-- Start Exercise inputs --

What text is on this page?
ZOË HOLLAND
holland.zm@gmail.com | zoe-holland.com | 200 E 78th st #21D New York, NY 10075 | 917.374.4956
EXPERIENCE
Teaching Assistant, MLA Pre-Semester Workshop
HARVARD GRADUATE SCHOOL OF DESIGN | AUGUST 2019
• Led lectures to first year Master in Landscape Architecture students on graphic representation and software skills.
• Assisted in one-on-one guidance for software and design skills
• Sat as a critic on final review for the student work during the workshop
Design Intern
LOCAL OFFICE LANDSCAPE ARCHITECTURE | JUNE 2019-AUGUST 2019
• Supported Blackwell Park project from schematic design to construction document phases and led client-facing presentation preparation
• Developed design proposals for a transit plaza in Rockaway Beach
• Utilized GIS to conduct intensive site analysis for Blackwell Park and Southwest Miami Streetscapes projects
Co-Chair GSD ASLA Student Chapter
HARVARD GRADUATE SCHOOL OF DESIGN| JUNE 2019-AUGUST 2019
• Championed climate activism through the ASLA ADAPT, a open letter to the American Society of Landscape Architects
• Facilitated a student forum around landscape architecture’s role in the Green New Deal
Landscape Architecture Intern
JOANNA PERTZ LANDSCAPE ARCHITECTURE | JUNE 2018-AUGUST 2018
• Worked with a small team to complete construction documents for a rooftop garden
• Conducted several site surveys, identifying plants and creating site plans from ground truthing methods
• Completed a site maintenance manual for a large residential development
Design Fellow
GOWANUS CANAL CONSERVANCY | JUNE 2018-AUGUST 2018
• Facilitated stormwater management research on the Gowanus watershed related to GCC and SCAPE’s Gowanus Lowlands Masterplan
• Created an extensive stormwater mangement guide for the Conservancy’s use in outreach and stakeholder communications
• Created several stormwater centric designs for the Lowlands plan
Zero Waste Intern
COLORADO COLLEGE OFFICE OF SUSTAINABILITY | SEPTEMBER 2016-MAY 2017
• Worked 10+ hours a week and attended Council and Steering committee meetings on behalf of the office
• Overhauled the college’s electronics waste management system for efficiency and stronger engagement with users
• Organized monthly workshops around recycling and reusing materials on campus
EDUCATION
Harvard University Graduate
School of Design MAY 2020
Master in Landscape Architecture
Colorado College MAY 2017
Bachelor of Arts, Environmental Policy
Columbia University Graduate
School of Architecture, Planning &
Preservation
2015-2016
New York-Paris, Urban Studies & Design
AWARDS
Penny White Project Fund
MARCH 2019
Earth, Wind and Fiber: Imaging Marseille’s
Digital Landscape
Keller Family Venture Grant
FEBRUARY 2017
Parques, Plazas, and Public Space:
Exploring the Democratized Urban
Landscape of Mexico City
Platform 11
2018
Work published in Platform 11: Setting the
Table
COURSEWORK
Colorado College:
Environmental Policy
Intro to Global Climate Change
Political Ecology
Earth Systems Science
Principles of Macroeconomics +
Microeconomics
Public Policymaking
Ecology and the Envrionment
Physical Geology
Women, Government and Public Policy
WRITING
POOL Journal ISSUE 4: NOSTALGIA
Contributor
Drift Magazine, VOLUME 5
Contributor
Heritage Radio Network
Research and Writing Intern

-- End Exercise inputs --

**Written exercise**
Gather each line of the records holding the string "York".

**Output**
holland.zm@gmail.com | zoe-holland.com | 200 E 78th st #21D New York, NY 10075 | 917.374.4956
New York-Paris, Urban Studies & Design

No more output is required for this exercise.